* Directions for this task: In the listing that follows, count the lines holding the word "here" and report only that number.

'''

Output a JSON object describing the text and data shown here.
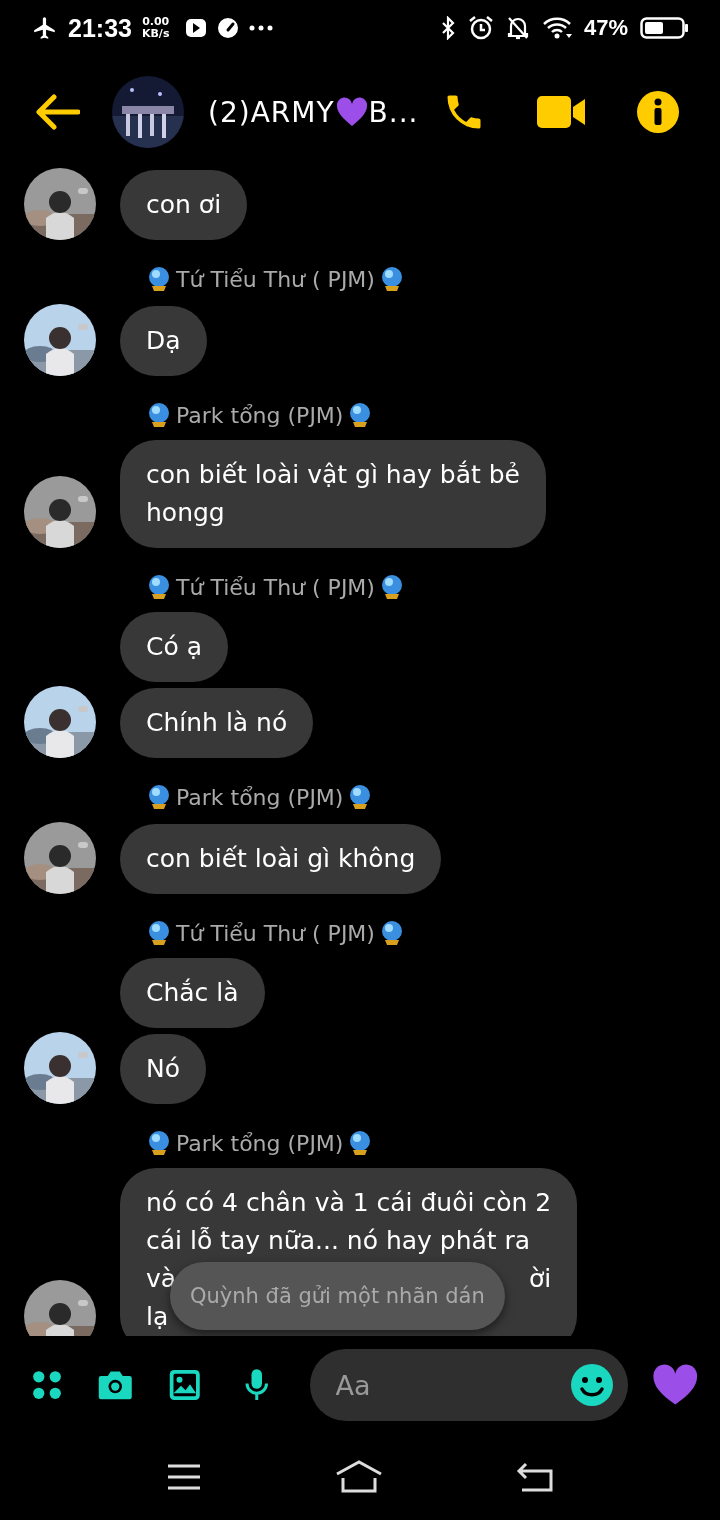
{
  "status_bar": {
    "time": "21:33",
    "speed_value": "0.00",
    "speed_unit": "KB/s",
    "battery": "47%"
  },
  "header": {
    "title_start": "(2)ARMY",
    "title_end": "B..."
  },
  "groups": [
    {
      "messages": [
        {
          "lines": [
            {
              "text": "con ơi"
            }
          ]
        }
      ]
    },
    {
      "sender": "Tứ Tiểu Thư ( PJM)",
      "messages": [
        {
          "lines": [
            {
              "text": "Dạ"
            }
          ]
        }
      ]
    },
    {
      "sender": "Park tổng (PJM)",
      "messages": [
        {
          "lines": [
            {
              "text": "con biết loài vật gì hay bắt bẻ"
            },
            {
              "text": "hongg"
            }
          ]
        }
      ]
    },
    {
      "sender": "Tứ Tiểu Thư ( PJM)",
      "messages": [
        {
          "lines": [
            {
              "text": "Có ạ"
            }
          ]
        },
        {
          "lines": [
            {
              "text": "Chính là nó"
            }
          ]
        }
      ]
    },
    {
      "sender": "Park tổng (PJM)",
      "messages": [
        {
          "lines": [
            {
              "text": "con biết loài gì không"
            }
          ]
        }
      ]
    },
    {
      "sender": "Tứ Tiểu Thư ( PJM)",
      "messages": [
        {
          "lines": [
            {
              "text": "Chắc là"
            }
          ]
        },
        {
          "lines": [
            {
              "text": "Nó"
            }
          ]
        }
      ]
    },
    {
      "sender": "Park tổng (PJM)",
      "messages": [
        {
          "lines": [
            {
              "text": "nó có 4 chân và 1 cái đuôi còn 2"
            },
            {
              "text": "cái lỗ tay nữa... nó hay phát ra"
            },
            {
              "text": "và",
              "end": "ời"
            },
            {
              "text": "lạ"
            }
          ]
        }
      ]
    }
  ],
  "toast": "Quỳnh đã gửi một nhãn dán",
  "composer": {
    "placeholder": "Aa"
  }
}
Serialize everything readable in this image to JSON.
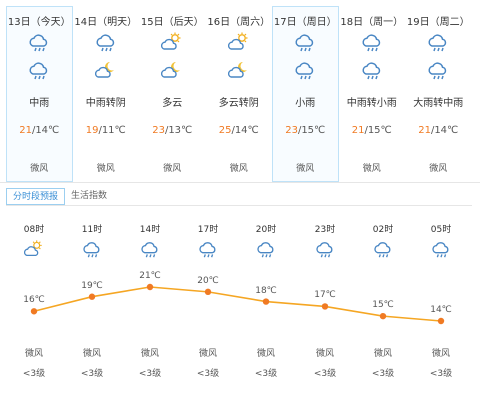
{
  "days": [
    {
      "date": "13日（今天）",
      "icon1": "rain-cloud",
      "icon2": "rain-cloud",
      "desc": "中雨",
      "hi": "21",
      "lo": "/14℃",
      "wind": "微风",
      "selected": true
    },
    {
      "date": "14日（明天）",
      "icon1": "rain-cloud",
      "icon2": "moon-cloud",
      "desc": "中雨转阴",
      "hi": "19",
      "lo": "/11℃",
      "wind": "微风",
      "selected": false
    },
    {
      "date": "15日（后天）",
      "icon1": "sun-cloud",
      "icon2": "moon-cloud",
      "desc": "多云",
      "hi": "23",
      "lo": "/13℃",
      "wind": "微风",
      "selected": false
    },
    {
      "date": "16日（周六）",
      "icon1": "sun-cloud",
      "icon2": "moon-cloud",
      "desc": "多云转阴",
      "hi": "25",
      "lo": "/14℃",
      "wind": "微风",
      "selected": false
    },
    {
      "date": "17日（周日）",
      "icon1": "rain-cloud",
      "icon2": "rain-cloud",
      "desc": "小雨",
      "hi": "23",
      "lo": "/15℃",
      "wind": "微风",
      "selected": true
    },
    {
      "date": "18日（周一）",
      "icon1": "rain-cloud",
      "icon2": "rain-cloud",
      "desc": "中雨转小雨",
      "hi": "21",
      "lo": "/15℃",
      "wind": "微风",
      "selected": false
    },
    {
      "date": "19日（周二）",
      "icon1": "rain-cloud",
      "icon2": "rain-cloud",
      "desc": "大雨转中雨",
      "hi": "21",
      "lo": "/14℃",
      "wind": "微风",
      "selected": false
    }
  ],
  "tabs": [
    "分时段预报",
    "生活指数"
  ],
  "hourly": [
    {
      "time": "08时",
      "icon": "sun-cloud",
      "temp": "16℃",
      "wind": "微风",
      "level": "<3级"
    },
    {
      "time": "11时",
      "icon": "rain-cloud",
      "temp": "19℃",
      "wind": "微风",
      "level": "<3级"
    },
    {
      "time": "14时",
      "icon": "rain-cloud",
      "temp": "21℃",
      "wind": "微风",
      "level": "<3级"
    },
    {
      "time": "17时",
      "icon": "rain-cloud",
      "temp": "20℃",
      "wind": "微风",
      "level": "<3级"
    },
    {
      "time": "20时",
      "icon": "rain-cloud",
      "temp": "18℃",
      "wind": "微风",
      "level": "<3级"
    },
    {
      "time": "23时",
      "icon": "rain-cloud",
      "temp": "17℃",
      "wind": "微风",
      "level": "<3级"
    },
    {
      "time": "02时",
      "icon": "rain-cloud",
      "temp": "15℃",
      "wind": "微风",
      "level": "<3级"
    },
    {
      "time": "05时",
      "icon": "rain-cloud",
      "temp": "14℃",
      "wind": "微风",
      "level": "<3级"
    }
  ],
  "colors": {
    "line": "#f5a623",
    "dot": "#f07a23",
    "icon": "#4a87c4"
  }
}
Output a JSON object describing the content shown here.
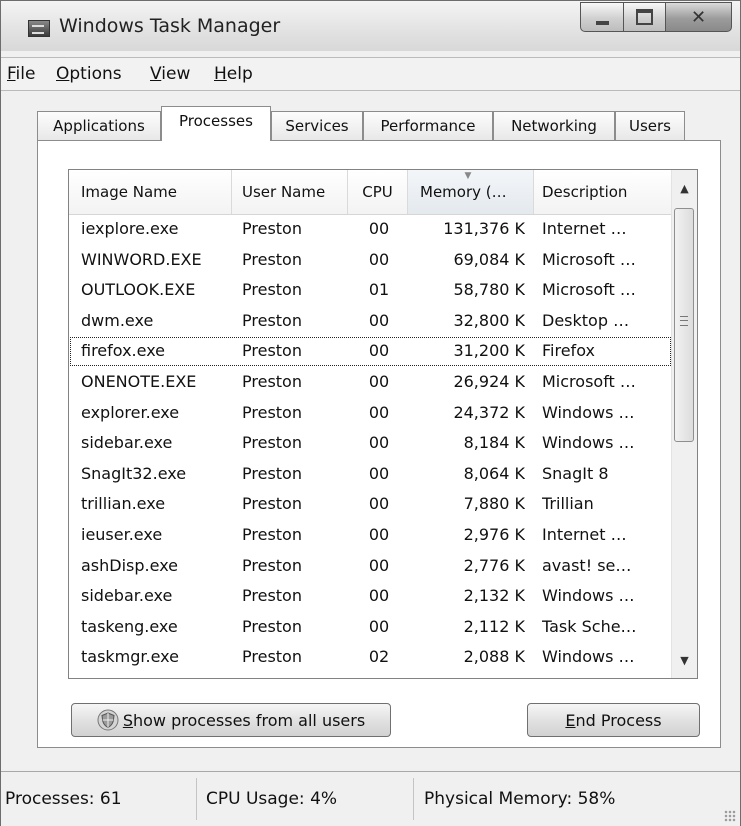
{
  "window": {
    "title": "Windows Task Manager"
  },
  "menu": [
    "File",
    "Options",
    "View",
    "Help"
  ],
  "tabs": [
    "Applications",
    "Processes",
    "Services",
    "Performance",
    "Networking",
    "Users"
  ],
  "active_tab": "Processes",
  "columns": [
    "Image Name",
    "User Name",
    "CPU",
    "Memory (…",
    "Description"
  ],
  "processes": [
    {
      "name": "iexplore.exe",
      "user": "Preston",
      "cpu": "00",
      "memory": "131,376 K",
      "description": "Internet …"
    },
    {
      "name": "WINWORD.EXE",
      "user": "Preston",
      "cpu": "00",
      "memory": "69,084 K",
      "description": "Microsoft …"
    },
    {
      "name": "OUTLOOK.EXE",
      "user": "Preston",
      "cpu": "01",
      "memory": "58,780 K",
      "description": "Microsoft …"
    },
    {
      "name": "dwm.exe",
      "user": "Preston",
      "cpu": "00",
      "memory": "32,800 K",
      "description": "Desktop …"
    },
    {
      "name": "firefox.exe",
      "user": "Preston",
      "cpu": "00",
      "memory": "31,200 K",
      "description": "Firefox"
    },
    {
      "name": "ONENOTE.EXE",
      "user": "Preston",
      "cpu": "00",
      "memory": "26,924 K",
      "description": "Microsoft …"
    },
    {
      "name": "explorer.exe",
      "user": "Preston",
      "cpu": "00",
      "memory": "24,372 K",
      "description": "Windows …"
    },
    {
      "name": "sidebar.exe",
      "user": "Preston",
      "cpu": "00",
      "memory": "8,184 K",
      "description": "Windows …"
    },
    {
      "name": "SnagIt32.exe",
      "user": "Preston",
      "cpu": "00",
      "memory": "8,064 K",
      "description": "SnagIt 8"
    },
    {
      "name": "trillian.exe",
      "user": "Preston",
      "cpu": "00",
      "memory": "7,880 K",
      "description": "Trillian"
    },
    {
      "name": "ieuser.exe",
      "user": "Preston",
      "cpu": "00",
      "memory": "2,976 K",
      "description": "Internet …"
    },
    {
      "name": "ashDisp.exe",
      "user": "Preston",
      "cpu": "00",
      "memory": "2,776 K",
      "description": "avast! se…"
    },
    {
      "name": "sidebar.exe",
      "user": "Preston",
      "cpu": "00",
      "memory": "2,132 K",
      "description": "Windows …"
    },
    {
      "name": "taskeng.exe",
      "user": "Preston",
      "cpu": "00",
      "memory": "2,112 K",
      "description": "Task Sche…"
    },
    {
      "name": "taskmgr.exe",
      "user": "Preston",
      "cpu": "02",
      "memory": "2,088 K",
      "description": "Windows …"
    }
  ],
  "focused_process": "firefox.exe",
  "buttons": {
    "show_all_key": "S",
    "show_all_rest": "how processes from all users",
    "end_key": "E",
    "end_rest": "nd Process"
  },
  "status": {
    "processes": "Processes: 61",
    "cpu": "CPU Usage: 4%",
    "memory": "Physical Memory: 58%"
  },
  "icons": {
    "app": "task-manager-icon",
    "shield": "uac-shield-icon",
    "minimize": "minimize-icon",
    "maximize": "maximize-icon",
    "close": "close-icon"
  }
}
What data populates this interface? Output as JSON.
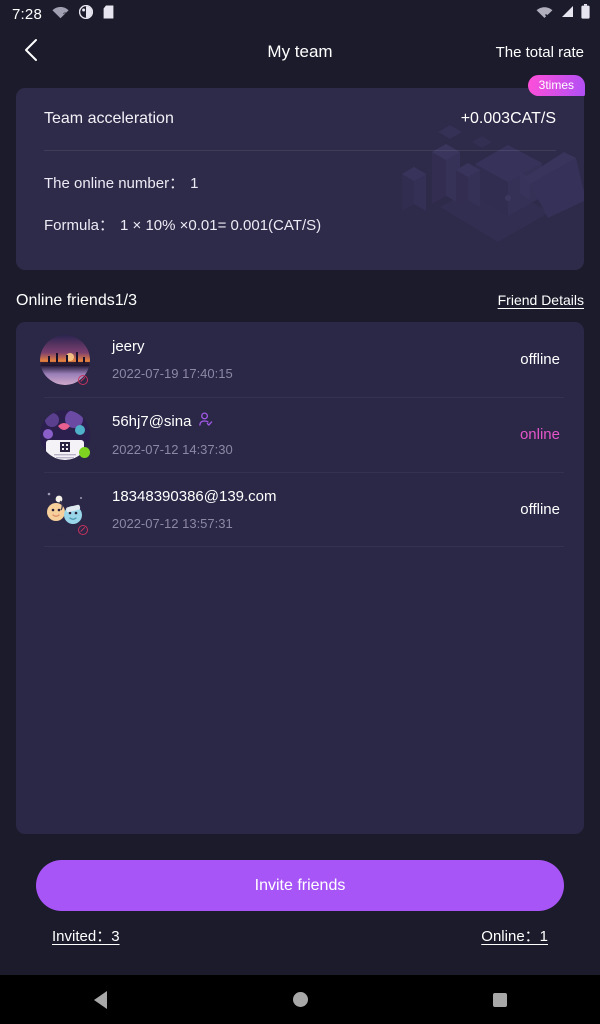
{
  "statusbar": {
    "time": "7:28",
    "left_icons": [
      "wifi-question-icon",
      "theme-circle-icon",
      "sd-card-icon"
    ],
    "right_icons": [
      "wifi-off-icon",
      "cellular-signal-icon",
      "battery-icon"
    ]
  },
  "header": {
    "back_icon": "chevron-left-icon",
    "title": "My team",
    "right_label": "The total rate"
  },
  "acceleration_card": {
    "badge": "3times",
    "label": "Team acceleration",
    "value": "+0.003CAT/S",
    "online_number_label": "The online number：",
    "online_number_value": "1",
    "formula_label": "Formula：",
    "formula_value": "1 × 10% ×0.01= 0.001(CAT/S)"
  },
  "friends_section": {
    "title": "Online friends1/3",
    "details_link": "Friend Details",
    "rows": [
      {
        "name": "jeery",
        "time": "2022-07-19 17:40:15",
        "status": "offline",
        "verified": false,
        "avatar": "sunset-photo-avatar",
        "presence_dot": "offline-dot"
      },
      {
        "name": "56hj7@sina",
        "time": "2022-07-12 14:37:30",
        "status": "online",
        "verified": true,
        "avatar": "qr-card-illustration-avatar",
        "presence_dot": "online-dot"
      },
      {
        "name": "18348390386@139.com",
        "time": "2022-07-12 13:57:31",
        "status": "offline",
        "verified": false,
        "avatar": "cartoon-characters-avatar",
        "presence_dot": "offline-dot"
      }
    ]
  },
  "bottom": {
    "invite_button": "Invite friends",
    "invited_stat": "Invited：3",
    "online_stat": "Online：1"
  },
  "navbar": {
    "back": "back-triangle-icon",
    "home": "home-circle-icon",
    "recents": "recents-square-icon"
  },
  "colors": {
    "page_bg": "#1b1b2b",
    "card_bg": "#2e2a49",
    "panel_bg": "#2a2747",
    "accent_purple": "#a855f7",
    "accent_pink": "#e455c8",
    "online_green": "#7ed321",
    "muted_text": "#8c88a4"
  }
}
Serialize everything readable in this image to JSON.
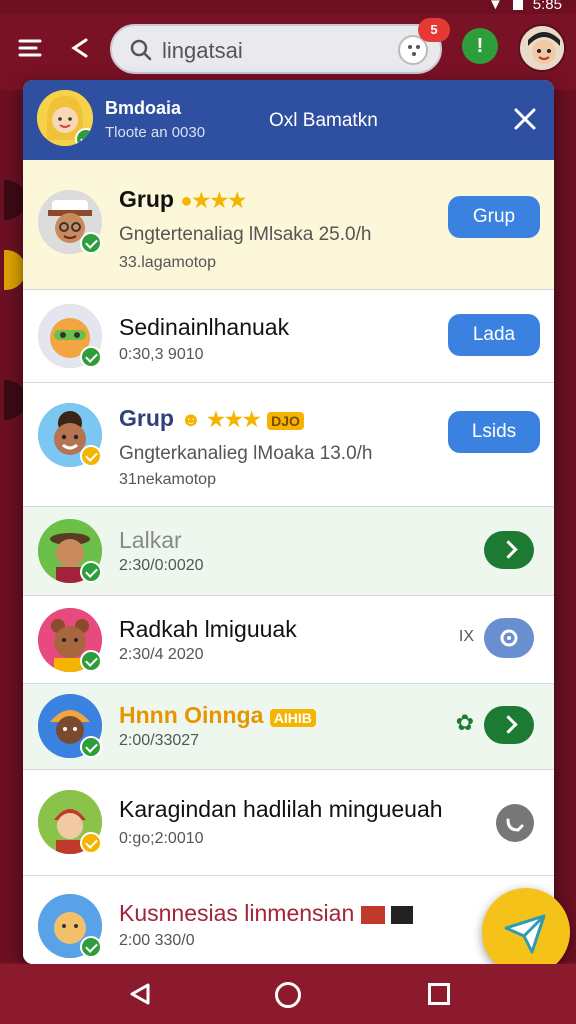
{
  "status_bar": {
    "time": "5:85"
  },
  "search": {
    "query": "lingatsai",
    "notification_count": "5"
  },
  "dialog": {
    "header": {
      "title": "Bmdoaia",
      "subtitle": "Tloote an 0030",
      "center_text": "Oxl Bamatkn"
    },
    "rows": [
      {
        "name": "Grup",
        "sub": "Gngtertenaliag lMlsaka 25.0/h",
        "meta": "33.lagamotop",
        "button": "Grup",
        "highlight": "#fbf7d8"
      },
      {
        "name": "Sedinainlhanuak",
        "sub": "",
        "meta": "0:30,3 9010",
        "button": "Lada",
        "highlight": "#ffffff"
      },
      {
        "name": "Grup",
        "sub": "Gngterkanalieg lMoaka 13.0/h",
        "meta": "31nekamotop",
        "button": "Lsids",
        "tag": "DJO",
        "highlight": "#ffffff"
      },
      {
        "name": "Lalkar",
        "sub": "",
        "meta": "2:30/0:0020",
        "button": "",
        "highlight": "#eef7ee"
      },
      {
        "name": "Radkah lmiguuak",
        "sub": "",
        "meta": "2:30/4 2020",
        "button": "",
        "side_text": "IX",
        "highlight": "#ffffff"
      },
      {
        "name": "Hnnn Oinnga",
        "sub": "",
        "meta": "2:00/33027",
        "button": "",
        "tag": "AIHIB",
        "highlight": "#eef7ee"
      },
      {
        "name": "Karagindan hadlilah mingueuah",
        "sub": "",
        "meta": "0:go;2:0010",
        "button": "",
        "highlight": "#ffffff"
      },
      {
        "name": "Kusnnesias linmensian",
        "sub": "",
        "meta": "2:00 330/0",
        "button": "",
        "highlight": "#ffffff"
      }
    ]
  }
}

'''

* The reply: 2